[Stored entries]
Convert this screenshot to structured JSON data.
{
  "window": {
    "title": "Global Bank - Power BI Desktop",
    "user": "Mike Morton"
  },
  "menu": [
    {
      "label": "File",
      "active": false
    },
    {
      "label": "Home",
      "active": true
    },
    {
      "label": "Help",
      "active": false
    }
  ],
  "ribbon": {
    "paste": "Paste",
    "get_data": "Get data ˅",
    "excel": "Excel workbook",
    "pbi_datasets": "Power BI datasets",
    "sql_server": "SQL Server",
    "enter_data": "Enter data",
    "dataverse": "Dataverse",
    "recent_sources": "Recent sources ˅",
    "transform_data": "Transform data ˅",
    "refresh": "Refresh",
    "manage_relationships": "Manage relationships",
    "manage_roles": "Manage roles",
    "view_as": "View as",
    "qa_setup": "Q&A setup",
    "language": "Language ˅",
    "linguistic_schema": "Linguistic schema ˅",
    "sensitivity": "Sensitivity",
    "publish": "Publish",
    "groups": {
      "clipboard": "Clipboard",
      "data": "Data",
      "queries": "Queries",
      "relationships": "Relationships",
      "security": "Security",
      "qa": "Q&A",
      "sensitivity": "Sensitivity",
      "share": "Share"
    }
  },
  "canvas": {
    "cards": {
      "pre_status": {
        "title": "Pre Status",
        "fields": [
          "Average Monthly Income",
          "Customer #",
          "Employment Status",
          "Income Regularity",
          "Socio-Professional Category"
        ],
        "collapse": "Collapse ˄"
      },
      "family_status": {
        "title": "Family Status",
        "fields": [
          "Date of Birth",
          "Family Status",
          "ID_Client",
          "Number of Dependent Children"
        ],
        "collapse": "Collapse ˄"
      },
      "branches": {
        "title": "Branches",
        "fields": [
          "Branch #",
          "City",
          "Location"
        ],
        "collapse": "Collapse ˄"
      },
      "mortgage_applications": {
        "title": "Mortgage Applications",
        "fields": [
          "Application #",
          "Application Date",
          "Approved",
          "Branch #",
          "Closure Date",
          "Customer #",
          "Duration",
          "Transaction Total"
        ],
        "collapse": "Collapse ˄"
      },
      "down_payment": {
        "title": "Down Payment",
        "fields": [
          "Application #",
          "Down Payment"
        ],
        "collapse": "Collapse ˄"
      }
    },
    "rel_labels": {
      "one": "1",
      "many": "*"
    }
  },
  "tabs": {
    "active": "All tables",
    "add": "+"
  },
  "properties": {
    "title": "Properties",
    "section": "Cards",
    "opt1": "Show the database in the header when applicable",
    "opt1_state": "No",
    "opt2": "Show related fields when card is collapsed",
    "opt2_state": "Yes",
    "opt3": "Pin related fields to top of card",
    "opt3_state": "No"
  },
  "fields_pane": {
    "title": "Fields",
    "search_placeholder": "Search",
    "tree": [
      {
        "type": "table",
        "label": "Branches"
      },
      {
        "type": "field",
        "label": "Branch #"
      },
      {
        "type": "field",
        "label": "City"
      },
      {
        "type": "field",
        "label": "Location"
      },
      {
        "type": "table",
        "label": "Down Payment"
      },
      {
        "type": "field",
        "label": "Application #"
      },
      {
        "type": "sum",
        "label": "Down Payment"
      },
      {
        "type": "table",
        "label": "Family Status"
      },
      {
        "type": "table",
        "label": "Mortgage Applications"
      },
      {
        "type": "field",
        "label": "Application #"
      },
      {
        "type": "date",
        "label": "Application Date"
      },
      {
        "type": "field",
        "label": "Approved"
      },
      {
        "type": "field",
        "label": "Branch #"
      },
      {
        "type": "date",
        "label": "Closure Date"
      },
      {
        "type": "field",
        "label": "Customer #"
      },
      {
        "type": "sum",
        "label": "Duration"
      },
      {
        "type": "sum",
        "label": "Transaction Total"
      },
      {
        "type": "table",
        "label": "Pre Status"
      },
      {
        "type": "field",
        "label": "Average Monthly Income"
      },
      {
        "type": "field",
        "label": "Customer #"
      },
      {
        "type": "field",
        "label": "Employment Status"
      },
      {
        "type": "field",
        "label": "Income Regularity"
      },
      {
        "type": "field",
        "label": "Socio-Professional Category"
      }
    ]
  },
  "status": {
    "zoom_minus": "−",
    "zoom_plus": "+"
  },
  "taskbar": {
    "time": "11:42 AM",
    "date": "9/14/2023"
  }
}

What is being asked
Extract from the material all lines containing the string "Monthly".

Written answer
          "Average Monthly Income",
        "label": "Average Monthly Income"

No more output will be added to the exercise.